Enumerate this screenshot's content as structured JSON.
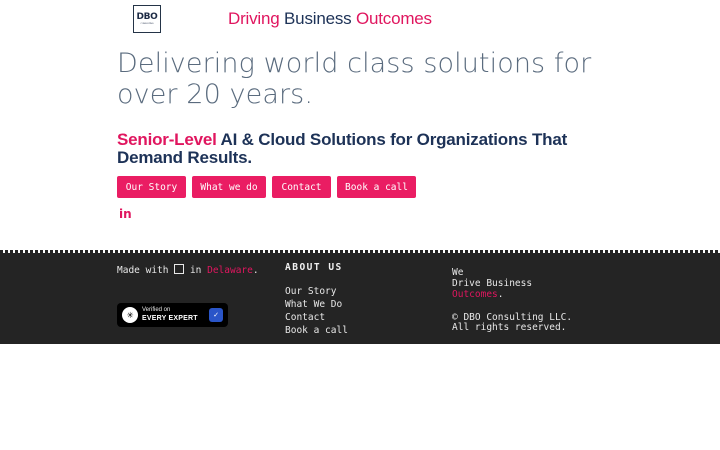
{
  "header": {
    "logo": {
      "mark": "DBO",
      "subtext": "CONSULTING"
    },
    "tagline": {
      "word1": "Driving",
      "word2": "Business",
      "word3": "Outcomes"
    }
  },
  "hero": {
    "headline": "Delivering world class solutions for over 20 years.",
    "subhead_highlight": "Senior-Level",
    "subhead_rest": " AI & Cloud Solutions for Organizations That Demand Results."
  },
  "buttons": [
    "Our Story",
    "What we do",
    "Contact",
    "Book a call"
  ],
  "social": {
    "icon": "linkedin-icon",
    "glyph": "in"
  },
  "footer": {
    "made_with_prefix": "Made with",
    "made_with_mid": " in ",
    "location": "Delaware",
    "period": ".",
    "badge": {
      "line1": "Verified on",
      "line2": "EVERY EXPERT",
      "star": "✳",
      "check": "✓"
    },
    "about_title": "ABOUT US",
    "about_links": [
      "Our Story",
      "What We Do",
      "Contact",
      "Book a call"
    ],
    "col3_line1": "We",
    "col3_line2": "Drive Business",
    "col3_line3": "Outcomes",
    "col3_period": ".",
    "copyright_line1": "© DBO Consulting LLC.",
    "copyright_line2": "All rights reserved."
  },
  "colors": {
    "accent": "#ea1d63",
    "navy": "#1d3257",
    "footer_bg": "#242424"
  }
}
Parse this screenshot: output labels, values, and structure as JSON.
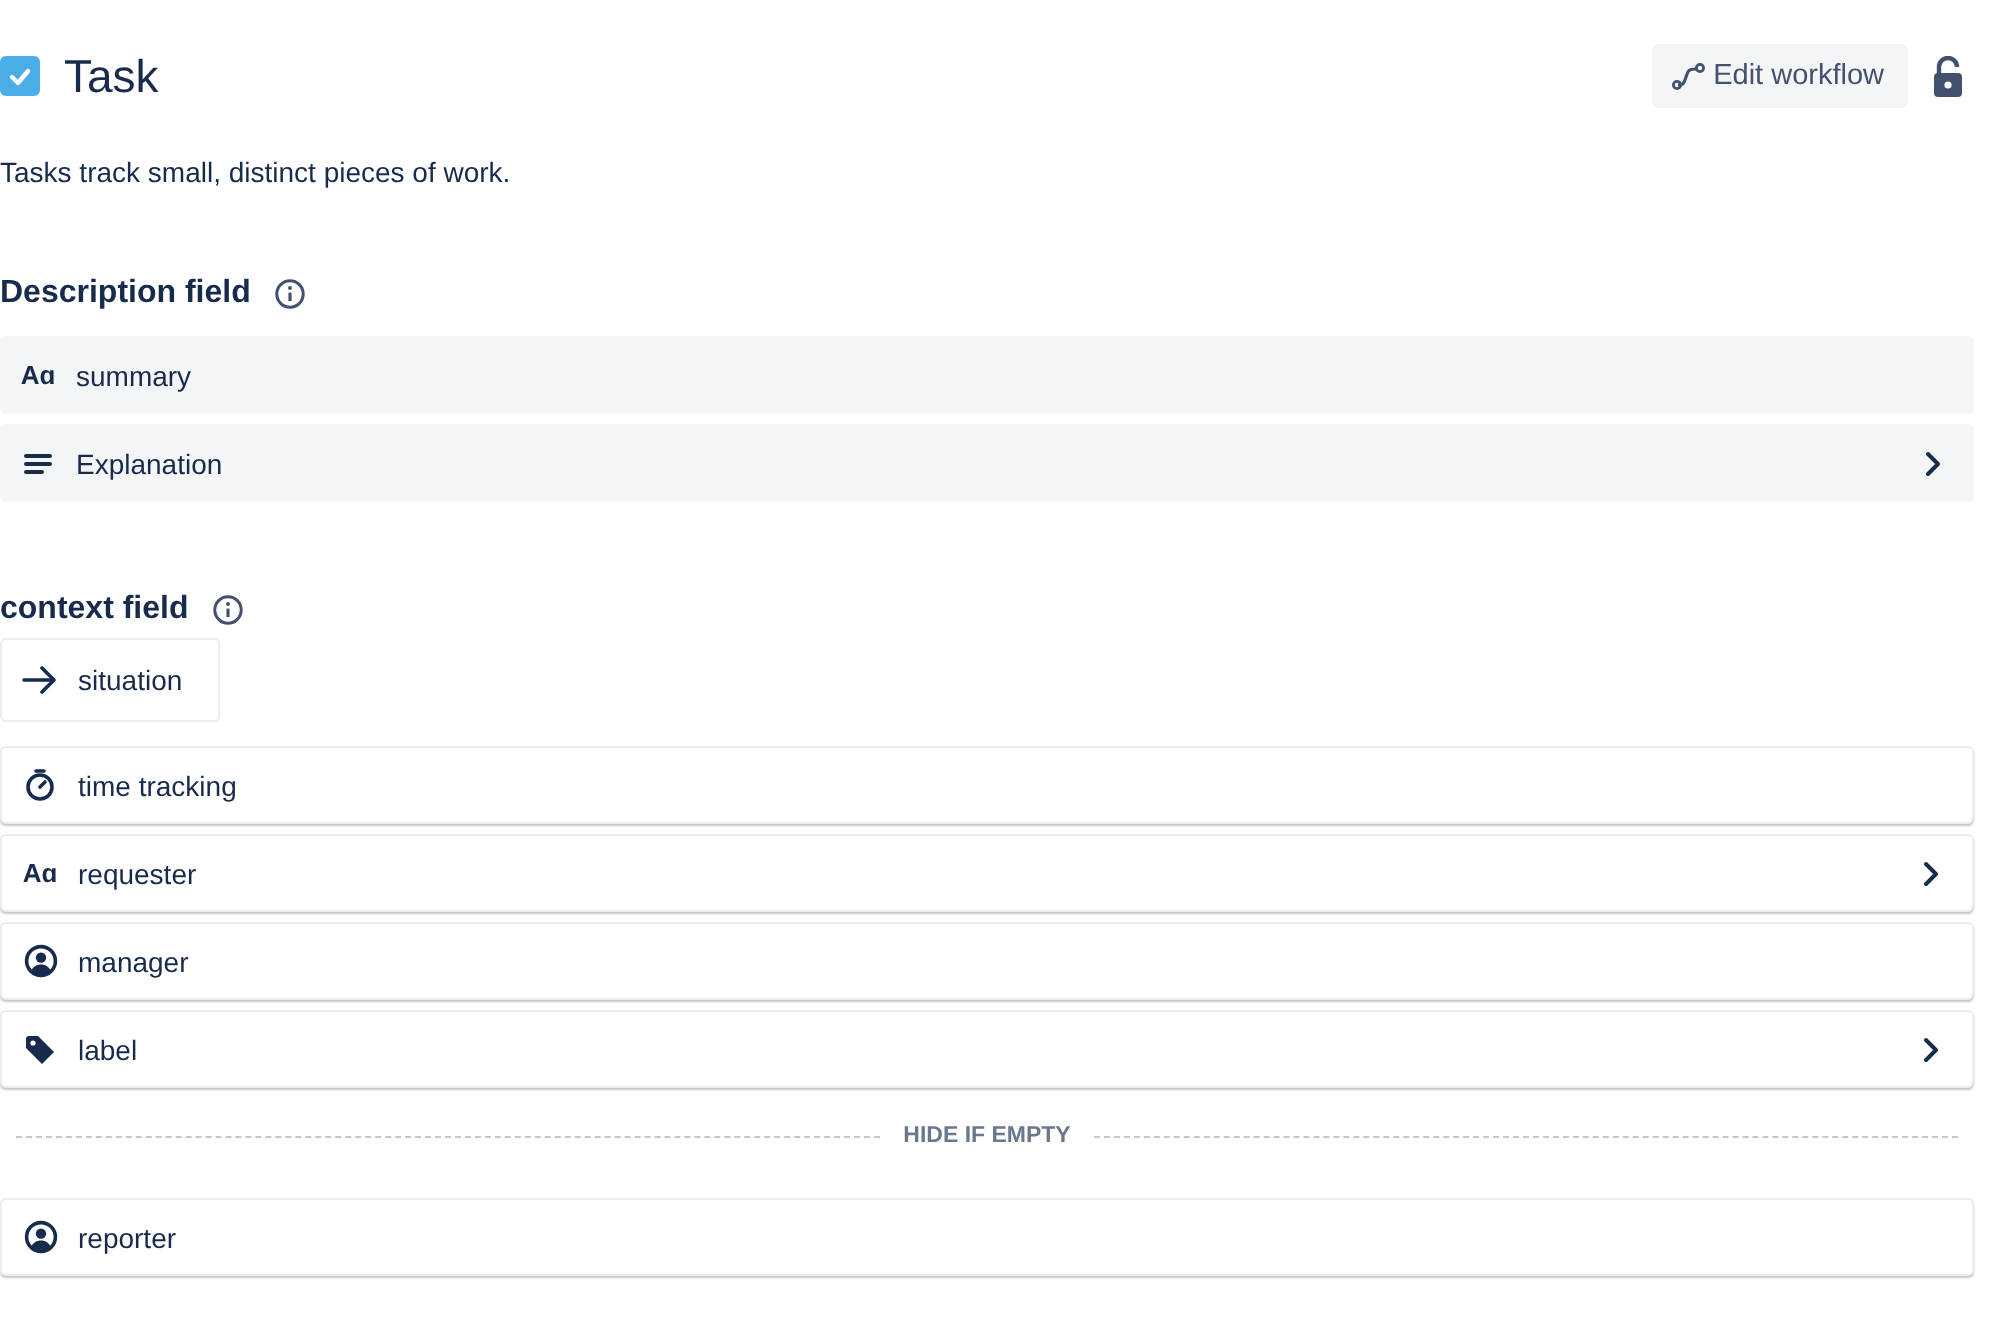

________________________

Written request
Only lines holding the string "Outcomes" are wanted; gather each one from the entries above.

Result below
      "word3": "Outcomes"
    "col3_line3": "Outcomes",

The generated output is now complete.